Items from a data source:
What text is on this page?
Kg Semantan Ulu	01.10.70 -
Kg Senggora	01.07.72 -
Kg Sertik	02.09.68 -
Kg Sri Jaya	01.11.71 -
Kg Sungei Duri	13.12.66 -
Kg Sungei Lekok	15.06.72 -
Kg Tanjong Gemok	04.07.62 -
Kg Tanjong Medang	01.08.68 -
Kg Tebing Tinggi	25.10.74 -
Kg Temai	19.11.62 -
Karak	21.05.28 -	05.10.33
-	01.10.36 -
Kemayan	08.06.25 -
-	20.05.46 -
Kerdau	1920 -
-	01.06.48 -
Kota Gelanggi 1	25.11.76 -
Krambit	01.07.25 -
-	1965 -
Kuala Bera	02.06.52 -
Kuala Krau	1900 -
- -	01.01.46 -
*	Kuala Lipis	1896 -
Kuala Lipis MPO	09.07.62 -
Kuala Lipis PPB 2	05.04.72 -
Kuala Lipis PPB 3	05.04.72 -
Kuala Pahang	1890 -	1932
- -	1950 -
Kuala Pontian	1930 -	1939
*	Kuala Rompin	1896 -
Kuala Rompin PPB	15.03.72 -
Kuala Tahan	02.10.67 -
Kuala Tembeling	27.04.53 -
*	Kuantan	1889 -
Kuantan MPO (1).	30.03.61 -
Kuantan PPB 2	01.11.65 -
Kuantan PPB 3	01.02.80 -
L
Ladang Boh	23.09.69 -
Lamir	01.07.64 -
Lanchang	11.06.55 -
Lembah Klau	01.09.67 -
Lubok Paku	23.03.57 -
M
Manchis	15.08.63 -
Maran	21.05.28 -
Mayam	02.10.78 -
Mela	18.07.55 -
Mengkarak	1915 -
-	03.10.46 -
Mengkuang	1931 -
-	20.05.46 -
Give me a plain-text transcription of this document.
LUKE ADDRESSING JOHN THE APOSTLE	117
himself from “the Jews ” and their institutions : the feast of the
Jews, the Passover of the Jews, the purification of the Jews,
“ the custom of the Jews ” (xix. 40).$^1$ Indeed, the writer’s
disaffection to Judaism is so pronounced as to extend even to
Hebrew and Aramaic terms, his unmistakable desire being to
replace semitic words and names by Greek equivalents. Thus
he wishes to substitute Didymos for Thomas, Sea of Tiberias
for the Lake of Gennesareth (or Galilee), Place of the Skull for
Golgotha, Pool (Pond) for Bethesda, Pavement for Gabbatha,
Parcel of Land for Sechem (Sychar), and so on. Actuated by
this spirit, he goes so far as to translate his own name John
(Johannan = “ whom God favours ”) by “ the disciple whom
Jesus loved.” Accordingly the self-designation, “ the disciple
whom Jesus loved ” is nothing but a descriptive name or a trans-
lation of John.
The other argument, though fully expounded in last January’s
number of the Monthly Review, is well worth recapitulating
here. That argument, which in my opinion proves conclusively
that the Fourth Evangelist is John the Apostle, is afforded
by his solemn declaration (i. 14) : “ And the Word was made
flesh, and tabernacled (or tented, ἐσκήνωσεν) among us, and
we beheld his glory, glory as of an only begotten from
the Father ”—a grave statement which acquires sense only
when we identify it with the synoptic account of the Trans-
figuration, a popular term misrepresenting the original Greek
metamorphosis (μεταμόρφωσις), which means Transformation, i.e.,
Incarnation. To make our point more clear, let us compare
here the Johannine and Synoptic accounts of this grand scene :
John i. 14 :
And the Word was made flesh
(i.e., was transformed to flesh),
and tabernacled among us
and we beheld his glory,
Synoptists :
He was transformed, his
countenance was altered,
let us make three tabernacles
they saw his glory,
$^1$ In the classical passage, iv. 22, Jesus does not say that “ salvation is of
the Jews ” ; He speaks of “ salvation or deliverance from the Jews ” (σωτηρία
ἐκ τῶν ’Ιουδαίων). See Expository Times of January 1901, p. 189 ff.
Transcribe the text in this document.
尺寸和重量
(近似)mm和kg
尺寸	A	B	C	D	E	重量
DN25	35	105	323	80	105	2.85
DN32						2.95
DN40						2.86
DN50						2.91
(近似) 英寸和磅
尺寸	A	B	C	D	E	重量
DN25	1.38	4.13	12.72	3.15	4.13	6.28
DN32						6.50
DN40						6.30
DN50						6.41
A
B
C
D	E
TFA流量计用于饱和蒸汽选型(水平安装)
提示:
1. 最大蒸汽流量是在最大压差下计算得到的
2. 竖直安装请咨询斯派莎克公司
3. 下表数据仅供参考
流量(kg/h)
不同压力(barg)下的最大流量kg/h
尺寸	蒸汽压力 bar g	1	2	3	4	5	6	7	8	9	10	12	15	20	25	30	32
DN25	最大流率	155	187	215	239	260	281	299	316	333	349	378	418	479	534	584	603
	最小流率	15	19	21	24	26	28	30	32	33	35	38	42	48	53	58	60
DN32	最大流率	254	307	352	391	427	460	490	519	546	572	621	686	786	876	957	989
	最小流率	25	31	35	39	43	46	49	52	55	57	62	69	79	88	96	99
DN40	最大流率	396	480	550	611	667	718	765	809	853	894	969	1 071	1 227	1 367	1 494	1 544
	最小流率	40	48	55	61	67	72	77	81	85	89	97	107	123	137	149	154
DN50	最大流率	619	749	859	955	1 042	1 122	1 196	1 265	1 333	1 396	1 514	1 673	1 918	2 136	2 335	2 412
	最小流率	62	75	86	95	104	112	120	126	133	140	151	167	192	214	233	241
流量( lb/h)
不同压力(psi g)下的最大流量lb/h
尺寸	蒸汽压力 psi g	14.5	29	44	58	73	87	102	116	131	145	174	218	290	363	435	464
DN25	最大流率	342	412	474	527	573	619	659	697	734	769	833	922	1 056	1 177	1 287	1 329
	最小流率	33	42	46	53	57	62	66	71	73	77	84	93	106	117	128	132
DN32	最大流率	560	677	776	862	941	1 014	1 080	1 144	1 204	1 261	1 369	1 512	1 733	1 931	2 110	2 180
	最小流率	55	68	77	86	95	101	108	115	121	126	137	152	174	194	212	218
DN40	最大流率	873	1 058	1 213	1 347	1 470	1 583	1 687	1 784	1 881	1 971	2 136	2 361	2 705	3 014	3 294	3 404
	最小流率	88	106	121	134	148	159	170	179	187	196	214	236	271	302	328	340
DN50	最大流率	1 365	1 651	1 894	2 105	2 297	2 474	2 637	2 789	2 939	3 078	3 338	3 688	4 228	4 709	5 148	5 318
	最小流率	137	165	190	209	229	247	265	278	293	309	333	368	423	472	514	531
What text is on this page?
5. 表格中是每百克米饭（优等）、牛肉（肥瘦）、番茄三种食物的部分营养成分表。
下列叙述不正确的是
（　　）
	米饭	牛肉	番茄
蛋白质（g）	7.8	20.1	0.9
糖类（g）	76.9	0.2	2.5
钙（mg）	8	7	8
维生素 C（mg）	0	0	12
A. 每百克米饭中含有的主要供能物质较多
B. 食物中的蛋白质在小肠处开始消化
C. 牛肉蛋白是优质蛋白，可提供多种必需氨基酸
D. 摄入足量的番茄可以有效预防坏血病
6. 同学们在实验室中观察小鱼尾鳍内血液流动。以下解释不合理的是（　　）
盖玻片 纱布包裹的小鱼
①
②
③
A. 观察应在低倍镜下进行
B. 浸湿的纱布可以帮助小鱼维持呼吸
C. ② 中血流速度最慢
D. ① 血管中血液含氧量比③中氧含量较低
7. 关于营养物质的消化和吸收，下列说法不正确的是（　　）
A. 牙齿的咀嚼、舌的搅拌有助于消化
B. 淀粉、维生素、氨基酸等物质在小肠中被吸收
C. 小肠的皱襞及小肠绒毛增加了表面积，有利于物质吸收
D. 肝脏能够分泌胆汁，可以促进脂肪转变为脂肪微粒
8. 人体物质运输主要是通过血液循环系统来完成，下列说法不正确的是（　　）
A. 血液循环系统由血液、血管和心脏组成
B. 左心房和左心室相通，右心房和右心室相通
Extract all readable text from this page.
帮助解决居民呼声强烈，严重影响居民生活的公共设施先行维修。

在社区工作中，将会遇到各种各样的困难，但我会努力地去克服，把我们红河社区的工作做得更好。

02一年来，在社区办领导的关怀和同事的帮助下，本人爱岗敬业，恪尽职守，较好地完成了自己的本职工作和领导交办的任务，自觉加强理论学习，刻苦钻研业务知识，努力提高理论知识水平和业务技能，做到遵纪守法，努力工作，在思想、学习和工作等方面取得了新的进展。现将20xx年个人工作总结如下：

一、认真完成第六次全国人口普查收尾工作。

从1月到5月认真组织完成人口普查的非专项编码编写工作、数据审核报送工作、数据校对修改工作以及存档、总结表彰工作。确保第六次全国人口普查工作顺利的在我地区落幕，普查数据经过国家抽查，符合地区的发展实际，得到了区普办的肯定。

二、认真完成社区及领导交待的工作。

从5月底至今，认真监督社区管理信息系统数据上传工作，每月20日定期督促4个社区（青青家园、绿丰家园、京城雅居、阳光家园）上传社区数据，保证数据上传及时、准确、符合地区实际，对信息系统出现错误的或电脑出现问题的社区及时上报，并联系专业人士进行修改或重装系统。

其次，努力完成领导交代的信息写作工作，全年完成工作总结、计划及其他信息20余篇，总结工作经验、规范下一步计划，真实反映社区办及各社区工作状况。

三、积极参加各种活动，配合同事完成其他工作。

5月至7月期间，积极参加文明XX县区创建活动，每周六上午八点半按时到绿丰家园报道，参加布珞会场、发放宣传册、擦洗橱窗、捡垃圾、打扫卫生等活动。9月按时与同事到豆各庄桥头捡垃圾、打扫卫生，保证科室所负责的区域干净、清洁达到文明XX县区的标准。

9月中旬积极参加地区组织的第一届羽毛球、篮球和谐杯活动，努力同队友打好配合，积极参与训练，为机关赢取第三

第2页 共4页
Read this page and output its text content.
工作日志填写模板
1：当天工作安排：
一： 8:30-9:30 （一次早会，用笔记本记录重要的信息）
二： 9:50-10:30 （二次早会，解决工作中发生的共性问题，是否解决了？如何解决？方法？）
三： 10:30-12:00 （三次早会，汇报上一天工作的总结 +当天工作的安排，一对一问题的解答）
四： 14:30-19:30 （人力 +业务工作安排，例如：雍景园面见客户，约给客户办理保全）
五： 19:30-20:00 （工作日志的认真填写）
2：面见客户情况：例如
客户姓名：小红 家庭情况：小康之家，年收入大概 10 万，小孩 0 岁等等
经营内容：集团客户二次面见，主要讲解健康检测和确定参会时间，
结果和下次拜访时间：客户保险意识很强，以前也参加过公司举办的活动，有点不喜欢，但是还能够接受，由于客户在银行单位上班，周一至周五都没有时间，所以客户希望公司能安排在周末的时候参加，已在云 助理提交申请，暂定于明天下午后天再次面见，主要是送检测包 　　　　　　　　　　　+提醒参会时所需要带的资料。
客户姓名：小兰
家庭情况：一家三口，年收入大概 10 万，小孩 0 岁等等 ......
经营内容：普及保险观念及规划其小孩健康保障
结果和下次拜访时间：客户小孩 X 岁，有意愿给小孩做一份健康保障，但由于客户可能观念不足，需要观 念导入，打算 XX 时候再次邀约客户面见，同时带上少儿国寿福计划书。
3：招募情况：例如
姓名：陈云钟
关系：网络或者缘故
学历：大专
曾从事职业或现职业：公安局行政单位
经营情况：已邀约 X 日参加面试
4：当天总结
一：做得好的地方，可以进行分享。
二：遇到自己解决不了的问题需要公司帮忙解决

TASK STATEMENT:
Extract each line from the entries above that contains the string "Sungei".

ANSWER FOR THE TASK:
Kg Sungei Duri	13.12.66 -
Kg Sungei Lekok	15.06.72 -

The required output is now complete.